-- Given data follows --
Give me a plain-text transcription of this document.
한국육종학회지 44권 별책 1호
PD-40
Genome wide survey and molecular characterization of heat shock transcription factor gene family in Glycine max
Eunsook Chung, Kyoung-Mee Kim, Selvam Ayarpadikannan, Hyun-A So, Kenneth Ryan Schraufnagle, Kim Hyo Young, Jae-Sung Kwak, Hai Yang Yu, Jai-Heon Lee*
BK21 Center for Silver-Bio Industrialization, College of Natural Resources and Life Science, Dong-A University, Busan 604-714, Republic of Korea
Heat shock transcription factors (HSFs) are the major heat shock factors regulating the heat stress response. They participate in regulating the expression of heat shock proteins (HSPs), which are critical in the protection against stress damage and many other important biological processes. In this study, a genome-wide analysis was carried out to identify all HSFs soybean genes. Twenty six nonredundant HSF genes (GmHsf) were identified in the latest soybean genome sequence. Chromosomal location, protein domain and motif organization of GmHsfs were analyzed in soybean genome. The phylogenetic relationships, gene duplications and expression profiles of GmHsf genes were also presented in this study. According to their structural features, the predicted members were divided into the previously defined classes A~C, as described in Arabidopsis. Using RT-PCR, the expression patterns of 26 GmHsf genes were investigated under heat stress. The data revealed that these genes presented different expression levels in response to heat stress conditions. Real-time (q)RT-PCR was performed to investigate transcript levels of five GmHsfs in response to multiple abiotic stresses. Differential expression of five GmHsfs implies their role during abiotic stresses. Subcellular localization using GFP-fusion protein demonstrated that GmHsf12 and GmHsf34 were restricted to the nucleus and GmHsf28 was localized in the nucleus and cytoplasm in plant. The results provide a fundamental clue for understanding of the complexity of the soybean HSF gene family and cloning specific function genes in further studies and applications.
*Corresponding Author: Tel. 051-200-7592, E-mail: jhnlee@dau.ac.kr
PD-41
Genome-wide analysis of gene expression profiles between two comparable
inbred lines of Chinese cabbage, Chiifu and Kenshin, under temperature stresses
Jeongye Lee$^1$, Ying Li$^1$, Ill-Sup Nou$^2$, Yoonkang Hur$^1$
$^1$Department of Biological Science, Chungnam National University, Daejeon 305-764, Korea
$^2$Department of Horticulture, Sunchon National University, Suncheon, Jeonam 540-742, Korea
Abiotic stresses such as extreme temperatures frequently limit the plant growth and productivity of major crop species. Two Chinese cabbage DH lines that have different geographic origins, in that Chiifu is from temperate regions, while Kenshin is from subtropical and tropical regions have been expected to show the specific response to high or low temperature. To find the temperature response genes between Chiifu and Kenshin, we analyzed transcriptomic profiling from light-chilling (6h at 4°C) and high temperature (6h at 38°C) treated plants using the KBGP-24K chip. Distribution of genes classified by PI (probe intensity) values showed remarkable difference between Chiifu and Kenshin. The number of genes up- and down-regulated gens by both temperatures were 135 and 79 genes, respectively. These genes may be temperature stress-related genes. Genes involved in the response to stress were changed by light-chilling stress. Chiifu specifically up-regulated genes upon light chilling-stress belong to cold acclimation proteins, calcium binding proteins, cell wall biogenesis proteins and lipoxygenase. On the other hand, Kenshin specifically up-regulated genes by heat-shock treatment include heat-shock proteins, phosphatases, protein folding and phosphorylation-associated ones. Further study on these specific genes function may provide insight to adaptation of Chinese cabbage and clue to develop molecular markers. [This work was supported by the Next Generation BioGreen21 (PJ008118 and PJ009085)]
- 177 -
-- Given data concluded --
Write out the entries above word for word.

» **Answer space**
Give me a plain-text transcription of this document.
한국육종학회지 44권 별책 1호
PD-40
Genome wide survey and molecular characterization of heat shock transcription factor gene family in Glycine max
Eunsook Chung, Kyoung-Mee Kim, Selvam Ayarpadikannan, Hyun-A So, Kenneth Ryan Schraufnagle, Kim Hyo Young, Jae-Sung Kwak, Hai Yang Yu, Jai-Heon Lee*
BK21 Center for Silver-Bio Industrialization, College of Natural Resources and Life Science, Dong-A University, Busan 604-714, Republic of Korea
Heat shock transcription factors (HSFs) are the major heat shock factors regulating the heat stress response. They participate in regulating the expression of heat shock proteins (HSPs), which are critical in the protection against stress damage and many other important biological processes. In this study, a genome-wide analysis was carried out to identify all HSFs soybean genes. Twenty six nonredundant HSF genes (GmHsf) were identified in the latest soybean genome sequence. Chromosomal location, protein domain and motif organization of GmHsfs were analyzed in soybean genome. The phylogenetic relationships, gene duplications and expression profiles of GmHsf genes were also presented in this study. According to their structural features, the predicted members were divided into the previously defined classes A~C, as described in Arabidopsis. Using RT-PCR, the expression patterns of 26 GmHsf genes were investigated under heat stress. The data revealed that these genes presented different expression levels in response to heat stress conditions. Real-time (q)RT-PCR was performed to investigate transcript levels of five GmHsfs in response to multiple abiotic stresses. Differential expression of five GmHsfs implies their role during abiotic stresses. Subcellular localization using GFP-fusion protein demonstrated that GmHsf12 and GmHsf34 were restricted to the nucleus and GmHsf28 was localized in the nucleus and cytoplasm in plant. The results provide a fundamental clue for understanding of the complexity of the soybean HSF gene family and cloning specific function genes in further studies and applications.
*Corresponding Author: Tel. 051-200-7592, E-mail: jhnlee@dau.ac.kr
PD-41
Genome-wide analysis of gene expression profiles between two comparable
inbred lines of Chinese cabbage, Chiifu and Kenshin, under temperature stresses
Jeongye Lee$^1$, Ying Li$^1$, Ill-Sup Nou$^2$, Yoonkang Hur$^1$
$^1$Department of Biological Science, Chungnam National University, Daejeon 305-764, Korea
$^2$Department of Horticulture, Sunchon National University, Suncheon, Jeonam 540-742, Korea
Abiotic stresses such as extreme temperatures frequently limit the plant growth and productivity of major crop species. Two Chinese cabbage DH lines that have different geographic origins, in that Chiifu is from temperate regions, while Kenshin is from subtropical and tropical regions have been expected to show the specific response to high or low temperature. To find the temperature response genes between Chiifu and Kenshin, we analyzed transcriptomic profiling from light-chilling (6h at 4°C) and high temperature (6h at 38°C) treated plants using the KBGP-24K chip. Distribution of genes classified by PI (probe intensity) values showed remarkable difference between Chiifu and Kenshin. The number of genes up- and down-regulated gens by both temperatures were 135 and 79 genes, respectively. These genes may be temperature stress-related genes. Genes involved in the response to stress were changed by light-chilling stress. Chiifu specifically up-regulated genes upon light chilling-stress belong to cold acclimation proteins, calcium binding proteins, cell wall biogenesis proteins and lipoxygenase. On the other hand, Kenshin specifically up-regulated genes by heat-shock treatment include heat-shock proteins, phosphatases, protein folding and phosphorylation-associated ones. Further study on these specific genes function may provide insight to adaptation of Chinese cabbage and clue to develop molecular markers. [This work was supported by the Next Generation BioGreen21 (PJ008118 and PJ009085)]
- 177 -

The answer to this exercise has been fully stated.